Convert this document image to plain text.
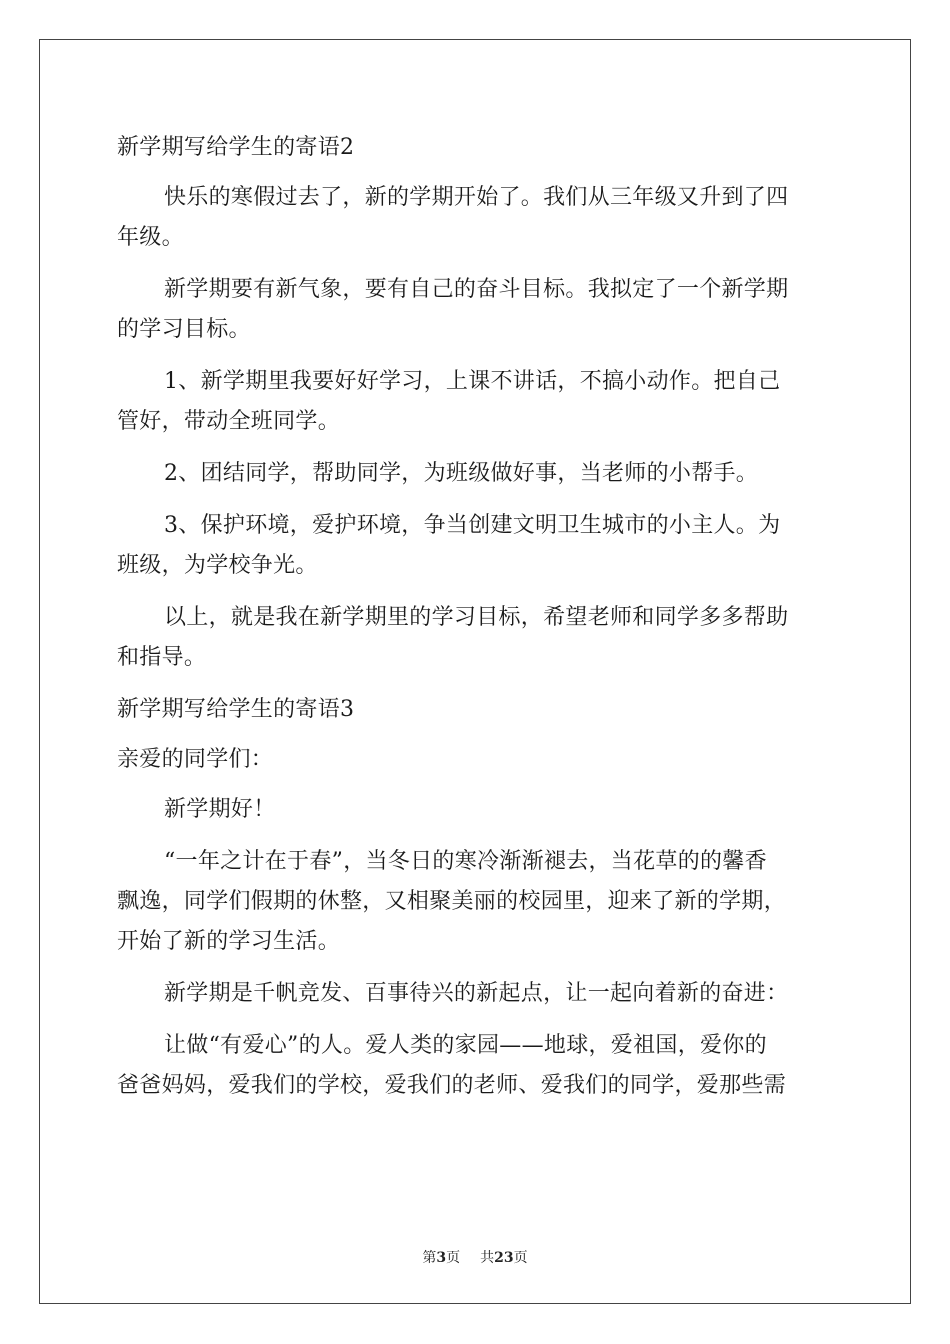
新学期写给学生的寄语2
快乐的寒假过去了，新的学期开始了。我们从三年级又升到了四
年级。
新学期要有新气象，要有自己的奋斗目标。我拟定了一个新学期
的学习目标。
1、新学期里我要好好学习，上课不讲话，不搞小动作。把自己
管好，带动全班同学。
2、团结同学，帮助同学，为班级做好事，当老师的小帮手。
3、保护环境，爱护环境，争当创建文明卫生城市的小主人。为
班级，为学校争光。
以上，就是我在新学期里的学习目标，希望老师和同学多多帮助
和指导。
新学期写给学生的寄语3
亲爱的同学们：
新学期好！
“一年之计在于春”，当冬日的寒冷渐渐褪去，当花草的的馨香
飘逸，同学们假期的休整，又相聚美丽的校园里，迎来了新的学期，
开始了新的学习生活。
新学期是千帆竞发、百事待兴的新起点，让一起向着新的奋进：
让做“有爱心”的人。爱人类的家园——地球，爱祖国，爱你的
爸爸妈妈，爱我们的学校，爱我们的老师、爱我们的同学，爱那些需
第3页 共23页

-- -- --

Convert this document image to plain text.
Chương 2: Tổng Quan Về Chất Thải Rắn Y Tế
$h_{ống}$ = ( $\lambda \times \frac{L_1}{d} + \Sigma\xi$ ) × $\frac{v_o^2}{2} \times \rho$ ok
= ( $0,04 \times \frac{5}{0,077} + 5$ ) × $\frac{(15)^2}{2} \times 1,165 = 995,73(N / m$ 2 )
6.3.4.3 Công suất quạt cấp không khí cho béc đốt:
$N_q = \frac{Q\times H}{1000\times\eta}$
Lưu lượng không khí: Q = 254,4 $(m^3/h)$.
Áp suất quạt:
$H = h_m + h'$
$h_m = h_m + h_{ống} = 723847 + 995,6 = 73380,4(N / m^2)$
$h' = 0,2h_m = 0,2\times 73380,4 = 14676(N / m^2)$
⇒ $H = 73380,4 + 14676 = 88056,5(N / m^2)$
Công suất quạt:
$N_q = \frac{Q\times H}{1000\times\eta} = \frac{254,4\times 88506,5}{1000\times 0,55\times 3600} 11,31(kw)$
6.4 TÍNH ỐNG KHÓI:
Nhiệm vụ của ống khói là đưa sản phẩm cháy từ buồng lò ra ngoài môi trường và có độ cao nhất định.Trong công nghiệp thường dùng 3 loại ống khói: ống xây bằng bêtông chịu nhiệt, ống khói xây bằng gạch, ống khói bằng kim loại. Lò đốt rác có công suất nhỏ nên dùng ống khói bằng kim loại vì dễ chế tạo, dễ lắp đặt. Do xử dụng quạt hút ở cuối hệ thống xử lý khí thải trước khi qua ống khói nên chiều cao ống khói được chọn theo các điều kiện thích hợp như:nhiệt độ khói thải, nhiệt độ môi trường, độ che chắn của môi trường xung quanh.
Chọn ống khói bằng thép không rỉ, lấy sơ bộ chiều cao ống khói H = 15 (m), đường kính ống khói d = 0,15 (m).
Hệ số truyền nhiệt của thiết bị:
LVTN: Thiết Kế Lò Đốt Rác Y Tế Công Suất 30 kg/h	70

-- -- --

- [Exercise description]: Pull out each line containing the word "times" and copy it.

- [Exercise solution]:
$h_{ống}$ = ( $\lambda \times \frac{L_1}{d} + \Sigma\xi$ ) × $\frac{v_o^2}{2} \times \rho$ ok
= ( $0,04 \times \frac{5}{0,077} + 5$ ) × $\frac{(15)^2}{2} \times 1,165 = 995,73(N / m$ 2 )
$N_q = \frac{Q\times H}{1000\times\eta}$
$h' = 0,2h_m = 0,2\times 73380,4 = 14676(N / m^2)$
$N_q = \frac{Q\times H}{1000\times\eta} = \frac{254,4\times 88506,5}{1000\times 0,55\times 3600} 11,31(kw)$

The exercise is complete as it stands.